To be done:
1/ Update the Midnight in Paris review, starting with "Midnight in Paris - 30th" and going on through "Midnight in Paris.", and replace "Woody Allen" with "Allen".
2/ According to the Midnight in Paris review, how many screens did the same theatre dedicate to the film at one point?
3/ Continue the Midnight in Paris review from where it stops.

— Begin Passage —

Jon Cross Jon Cross

Midnight in Paris - 30th May 2011

There's a lot of crap talked about Woody Allen. Critics talk about his 'Early funny ones', his 'shaky recent out put' and his 'European period'. When reviewing a Woody Allen film apparently you have to either critique his 40+ years of work in one big impossible whole, line him up against other film makers, attempt to pigeon hole him or write him off completely. It's true that in the following review I do fall victim to some of those cliches because it's almost impossible not to but what I mean and what I actually attempt to do is, his films are hardly ever reviewed individually for what they are and this is either because the critic has nothing to say about the film they've actually just seen or they are too busy longing for a bygone time that they think no longer exists, which, funnily enough is rather apt in the case of Midnight in Paris.

We'll never know if this film was an attempt to make an early funny one with hints of dramedy stuff like Annie Hall and the lush period visuals of Bullets over Broadway whilst all the time secretly satirising and mocking the critics for not being able to live in the present. If it is then Woody may indeed be the genius he so frequently claims that he's not, if it isn't then it's a simple and charming film about the artistic and maybe just human condition that nobody wants to live in the present and every artist secretly yearns for rain drizzled Parisian streets.

Whatever it is or was meant to be, it has succeeded in being, just in box office terms the most successful Woody Allen movie of all time. I saw it a couple of weeks into its run and it is still playing at my local multiplex now, over a month later and when I went to see Horrible Bosses the other night there were still crowds of people exiting the Woody film and not just the bearded, corduroy wearing sociology professor you might expect but a broad cross section of the public. At one point the same theatre had dedicated 2 screens to it!

— End Passage —
— Begin Data provided —

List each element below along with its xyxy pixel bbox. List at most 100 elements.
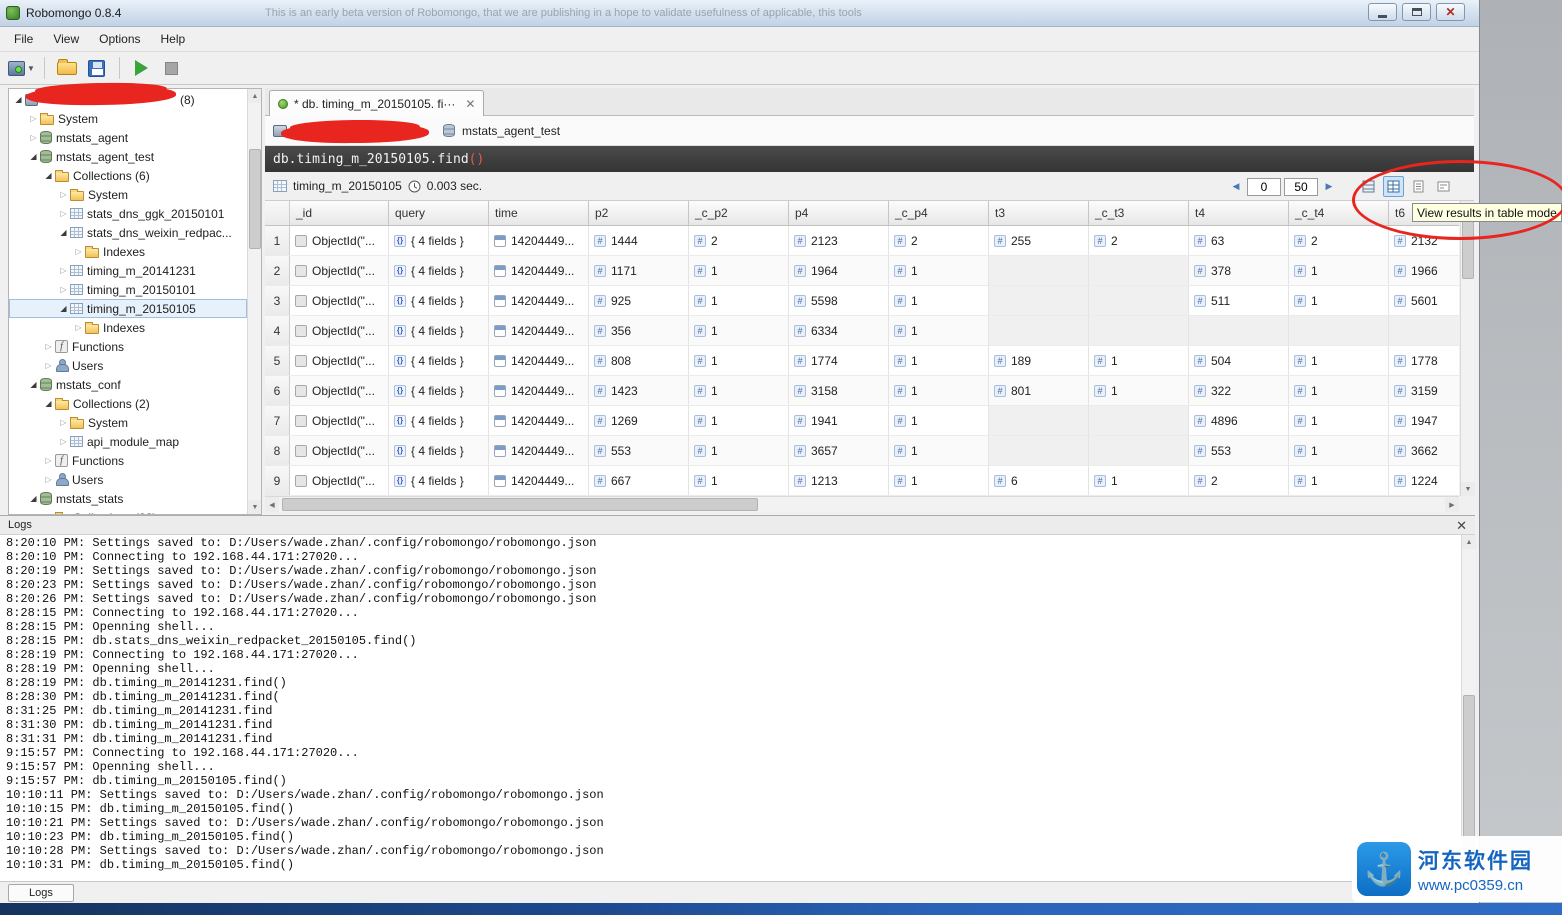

— End Data provided —

Results for each task:
1/
Midnight in Paris - 30th May 2011

There's a lot of crap talked about Allen. Critics talk about his 'Early funny ones', his 'shaky recent out put' and his 'European period'. When reviewing a Allen film apparently you have to either critique his 40+ years of work in one big impossible whole, line him up against other film makers, attempt to pigeon hole him or write him off completely. It's true that in the following review I do fall victim to some of those cliches because it's almost impossible not to but what I mean and what I actually attempt to do is, his films are hardly ever reviewed individually for what they are and this is either because the critic has nothing to say about the film they've actually just seen or they are too busy longing for a bygone time that they think no longer exists, which, funnily enough is rather apt in the case of Midnight in Paris.

2/ Two screens.

3/
Just to put this in contrast when I went to see Whatever Works, which had the pull of being the first film Woody set in New York in 5 years, starring Larry David who is a highly successful writer and star now and the one actor everyone thought should've been working with Woody all along and was, for my money, the first actually really funny comedy he'd done since Deconstructing Harry, I managed to find one art house cinema that was screening it for maybe two weeks if that and the showing I was in I think the audience was about 3 people, maybe one old Dutch woman with a poodle as well, I can't be sure.

It doesn't really make any sense who goes to see what and why but it's just nice to know that, in this world of Transformers, vomiting bridesmaids and the excitement some people seemed to get from almost seeing Jennifer Aniston's nipple, a Woody Allen film not even starring his most starry of casts and set in a country most Americans (and to be fair most Brits also) despise, full of in jokes and references about authors, artists and musicians from over 70 years ago can be so, financially at least, successful.  

So, what is the film actually like? I hear you cry. Well, it's not bad. I don't think it's a classic to be honest but it's not bad. 
The cinematography is, as always, excellent and both modern Paris and the Paris of the past look stunningly beautiful. 
The script is, if I am honest, a little contrived, obvious and devoid of subtlety. It's very funny, has a great little point to make and it makes it understandably and simply but there isn't the quick fire one liners and the dialogue that lets the human drama unfold and play out realistically. Everything is sign posted with a sledge hammer. 

Owen Wilson is likable enough and doesn't attempt to get his Texas nasality around too much of a Woody impersonation, like a lot of other leading men have done in his position, he can, however, be a tad one-note in the part though and his character is not exactly convincingly drawn. He spends a lot of the film just doing enthusiasm or wide eyed wonder and not particularly convincing at that, I do not see prose that would impress Gertrude Stein coming out of that man.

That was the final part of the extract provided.